In a Grove
- Author: Ryūnosuke Akutagawa
- Original title: 藪の中 (Yabu no naka)
- Translator: Takashi Kojima Jay Rubin James O'Brien
- Language: Japanese
- Genre: Short story
- Publisher: Shinchō
- Publication date: 1922
- Publication place: Japan
- Published in English: 1952, 1988, 2007
- Media type: Print

= In a Grove =

1922 short story by Ryūnosuke Akutagawa

In a Grove (藪の中, Yabu no naka), also translated as In a Bamboo Grove, is a Japanese short story by Ryūnosuke Akutagawa first published in 1922. It was ranked as one of the "10 best Asian novels of all time" by The Telegraph in 2014. In a Grove has been adapted several times, most notably by Akira Kurosawa for his award-winning 1950 film Rashōmon.
_ _ _
### [What to work on]
According to the page on In a Grove, what is the most notable adaptation of the story? The material that comes next is from a different source than the page on In a Grove.
_ _ _
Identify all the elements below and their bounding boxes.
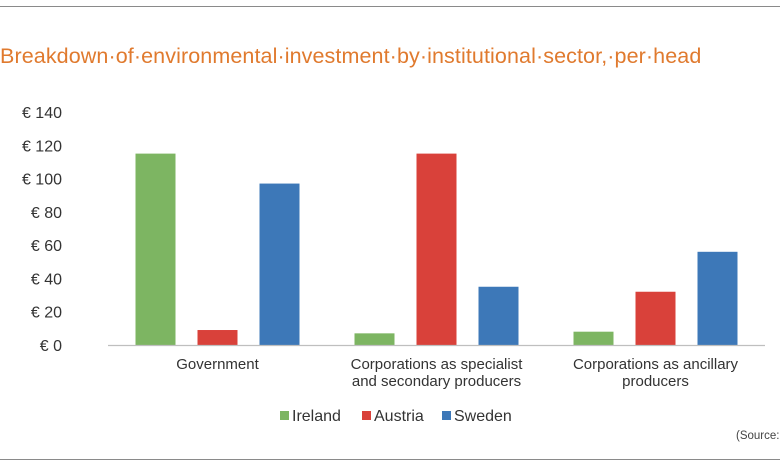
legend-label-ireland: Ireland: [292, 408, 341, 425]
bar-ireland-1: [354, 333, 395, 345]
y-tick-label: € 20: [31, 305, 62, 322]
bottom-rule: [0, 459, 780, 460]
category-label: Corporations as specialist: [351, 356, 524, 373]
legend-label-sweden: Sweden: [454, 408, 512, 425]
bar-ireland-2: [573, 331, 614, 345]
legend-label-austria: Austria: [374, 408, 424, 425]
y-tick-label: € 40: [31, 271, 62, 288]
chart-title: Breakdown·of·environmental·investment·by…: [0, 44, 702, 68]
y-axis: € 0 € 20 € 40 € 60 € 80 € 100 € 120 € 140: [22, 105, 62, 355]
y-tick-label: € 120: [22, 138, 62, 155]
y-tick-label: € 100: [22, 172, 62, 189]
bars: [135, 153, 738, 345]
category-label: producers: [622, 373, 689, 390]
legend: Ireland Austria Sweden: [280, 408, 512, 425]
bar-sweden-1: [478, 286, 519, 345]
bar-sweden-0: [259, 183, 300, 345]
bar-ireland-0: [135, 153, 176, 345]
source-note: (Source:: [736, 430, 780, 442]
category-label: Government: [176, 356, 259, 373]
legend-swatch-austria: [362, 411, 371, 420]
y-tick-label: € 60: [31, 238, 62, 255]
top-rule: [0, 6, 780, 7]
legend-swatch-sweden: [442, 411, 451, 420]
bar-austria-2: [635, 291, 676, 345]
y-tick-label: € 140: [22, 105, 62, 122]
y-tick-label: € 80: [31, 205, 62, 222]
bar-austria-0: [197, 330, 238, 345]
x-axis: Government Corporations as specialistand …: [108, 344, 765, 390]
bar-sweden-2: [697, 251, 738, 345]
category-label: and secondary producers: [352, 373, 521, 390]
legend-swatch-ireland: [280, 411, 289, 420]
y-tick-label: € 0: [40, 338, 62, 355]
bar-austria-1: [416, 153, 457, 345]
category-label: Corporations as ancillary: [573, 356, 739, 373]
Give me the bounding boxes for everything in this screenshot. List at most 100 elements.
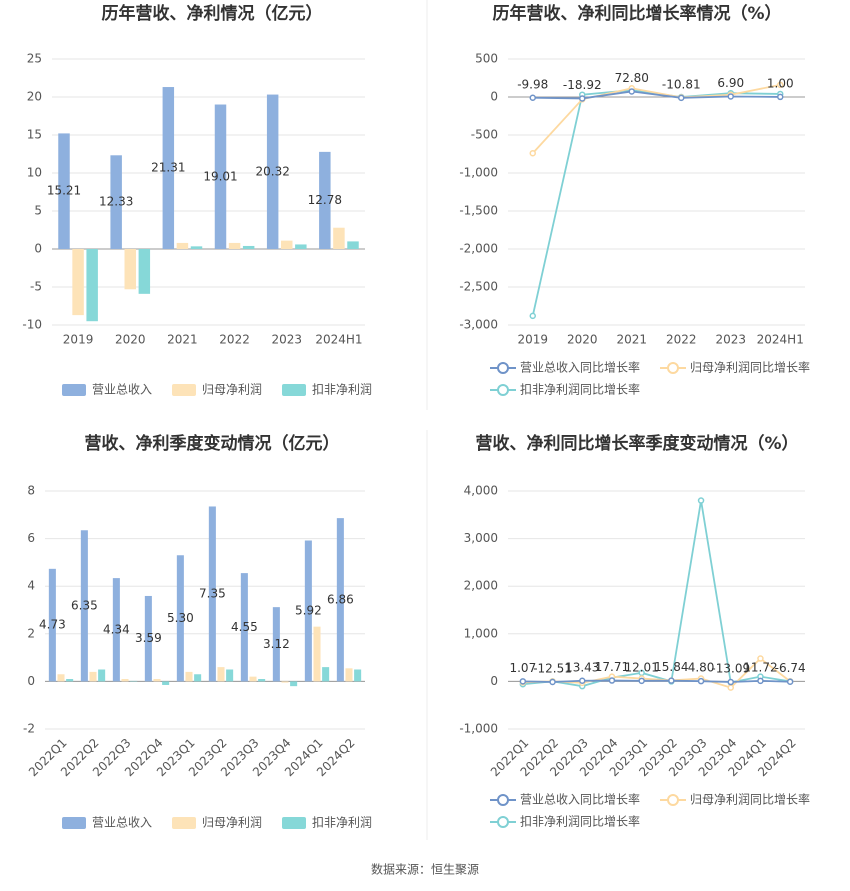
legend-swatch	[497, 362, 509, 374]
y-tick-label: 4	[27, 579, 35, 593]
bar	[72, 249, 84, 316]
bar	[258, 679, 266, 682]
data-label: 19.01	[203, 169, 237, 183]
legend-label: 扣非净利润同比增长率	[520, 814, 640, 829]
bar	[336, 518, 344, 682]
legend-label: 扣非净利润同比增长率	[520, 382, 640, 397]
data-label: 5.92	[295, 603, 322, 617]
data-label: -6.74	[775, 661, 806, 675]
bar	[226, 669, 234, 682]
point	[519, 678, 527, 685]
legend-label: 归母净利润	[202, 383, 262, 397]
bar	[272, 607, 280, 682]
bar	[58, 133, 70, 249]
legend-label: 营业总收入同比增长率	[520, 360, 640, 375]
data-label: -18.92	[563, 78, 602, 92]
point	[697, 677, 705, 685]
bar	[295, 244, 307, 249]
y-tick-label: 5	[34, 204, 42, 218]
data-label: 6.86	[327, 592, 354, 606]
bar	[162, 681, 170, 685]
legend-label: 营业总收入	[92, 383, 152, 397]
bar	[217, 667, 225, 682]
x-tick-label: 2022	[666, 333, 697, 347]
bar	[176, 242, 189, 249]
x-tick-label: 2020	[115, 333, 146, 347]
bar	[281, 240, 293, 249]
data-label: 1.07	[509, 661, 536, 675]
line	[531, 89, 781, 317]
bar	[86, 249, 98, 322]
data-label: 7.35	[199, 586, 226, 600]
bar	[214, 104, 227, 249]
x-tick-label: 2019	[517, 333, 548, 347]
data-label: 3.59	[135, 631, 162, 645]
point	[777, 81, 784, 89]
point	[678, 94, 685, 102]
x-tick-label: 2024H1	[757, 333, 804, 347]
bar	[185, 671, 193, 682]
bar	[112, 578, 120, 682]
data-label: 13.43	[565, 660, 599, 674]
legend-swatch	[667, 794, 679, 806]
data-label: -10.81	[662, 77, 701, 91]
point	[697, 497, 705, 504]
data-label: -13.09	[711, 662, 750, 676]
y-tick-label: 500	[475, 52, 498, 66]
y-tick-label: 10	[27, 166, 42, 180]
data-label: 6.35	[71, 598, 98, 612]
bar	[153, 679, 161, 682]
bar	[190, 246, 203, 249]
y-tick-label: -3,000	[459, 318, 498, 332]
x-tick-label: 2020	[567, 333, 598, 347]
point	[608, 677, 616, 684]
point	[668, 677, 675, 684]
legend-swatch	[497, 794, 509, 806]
_ _ _
### [Exercise solution]
Akira Kurosawa's award-winning 1950 film Rashōmon.